## start DATA FOR THIS EXERCISE

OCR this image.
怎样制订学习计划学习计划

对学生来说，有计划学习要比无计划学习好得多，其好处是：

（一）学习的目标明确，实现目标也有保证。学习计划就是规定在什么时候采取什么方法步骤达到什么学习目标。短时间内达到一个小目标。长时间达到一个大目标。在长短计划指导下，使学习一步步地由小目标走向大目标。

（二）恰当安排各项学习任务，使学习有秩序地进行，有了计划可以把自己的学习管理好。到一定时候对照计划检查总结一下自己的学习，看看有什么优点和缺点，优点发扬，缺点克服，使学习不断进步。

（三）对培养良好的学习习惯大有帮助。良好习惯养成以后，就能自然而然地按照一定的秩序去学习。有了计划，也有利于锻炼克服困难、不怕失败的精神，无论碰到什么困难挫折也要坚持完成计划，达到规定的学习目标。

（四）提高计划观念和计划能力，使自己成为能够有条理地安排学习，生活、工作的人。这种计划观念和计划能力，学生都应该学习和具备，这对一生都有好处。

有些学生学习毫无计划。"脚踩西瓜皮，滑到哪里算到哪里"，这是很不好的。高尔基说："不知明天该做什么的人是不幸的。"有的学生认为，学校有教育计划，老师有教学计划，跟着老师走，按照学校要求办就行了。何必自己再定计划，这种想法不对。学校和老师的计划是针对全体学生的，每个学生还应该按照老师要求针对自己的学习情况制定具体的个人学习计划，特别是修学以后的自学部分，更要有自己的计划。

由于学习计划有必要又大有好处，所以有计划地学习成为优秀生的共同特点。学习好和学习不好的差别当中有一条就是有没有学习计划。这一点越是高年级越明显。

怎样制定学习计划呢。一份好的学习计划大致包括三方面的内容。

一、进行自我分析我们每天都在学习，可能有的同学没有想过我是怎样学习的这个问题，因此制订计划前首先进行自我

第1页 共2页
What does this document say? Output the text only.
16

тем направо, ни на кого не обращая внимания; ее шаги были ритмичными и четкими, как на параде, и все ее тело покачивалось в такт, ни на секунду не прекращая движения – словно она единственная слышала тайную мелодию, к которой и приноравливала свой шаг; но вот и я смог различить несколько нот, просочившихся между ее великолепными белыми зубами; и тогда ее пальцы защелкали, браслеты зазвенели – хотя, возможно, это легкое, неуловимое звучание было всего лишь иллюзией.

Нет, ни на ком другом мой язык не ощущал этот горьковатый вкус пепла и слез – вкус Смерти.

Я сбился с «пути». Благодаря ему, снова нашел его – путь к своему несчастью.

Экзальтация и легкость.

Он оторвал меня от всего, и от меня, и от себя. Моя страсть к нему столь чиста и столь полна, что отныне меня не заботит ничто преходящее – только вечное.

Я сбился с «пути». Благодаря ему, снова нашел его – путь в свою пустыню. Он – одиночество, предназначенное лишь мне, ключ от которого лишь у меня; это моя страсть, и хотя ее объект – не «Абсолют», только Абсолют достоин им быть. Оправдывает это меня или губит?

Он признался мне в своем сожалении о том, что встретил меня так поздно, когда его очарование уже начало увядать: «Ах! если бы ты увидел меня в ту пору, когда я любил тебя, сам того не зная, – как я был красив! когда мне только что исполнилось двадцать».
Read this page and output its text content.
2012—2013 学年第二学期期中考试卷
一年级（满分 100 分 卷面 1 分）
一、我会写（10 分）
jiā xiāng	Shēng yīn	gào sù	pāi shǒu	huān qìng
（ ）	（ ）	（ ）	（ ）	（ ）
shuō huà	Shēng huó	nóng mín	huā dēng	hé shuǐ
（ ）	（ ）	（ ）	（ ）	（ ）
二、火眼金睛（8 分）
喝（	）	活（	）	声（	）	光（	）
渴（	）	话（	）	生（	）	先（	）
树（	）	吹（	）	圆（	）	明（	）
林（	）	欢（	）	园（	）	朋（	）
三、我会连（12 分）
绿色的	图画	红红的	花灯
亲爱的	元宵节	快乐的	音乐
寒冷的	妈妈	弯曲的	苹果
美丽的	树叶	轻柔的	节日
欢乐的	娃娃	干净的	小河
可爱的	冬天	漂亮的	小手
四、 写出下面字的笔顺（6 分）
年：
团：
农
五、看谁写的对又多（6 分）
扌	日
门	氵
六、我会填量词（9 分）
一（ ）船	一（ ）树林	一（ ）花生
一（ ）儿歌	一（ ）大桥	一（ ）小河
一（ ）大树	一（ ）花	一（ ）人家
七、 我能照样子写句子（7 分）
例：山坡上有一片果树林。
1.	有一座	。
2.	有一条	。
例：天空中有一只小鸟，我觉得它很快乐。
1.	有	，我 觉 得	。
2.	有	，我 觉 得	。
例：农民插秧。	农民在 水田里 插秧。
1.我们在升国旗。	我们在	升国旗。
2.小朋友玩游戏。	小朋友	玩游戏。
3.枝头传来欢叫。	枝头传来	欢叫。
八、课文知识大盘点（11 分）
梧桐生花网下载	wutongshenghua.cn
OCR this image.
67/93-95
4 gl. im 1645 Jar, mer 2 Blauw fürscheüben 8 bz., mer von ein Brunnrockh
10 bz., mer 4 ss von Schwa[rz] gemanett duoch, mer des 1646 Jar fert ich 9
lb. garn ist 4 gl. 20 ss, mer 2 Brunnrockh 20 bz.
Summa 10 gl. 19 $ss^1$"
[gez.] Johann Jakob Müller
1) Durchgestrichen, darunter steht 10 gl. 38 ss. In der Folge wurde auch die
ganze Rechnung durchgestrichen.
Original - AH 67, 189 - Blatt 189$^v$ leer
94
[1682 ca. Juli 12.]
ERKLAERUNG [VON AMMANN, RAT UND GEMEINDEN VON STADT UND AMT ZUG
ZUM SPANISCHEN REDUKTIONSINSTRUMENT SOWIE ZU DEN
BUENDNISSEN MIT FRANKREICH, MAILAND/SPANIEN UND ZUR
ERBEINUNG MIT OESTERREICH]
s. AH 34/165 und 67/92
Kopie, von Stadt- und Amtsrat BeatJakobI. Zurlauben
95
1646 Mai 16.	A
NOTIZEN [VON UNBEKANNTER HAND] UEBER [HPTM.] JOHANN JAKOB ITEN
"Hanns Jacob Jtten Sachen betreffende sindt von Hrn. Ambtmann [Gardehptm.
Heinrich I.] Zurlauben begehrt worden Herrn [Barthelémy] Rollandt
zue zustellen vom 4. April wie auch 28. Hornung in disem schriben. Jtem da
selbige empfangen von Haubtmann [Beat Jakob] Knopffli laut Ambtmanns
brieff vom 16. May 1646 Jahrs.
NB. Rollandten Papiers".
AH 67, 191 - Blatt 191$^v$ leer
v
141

## end DATA FOR THIS EXERCISE

## TASK
Filter the records, keeping only lines that contain "Shēng", and show those lines.

## OUTPUT OF THE TASK
jiā xiāng	Shēng yīn	gào sù	pāi shǒu	huān qìng
shuō huà	Shēng huó	nóng mín	huā dēng	hé shuǐ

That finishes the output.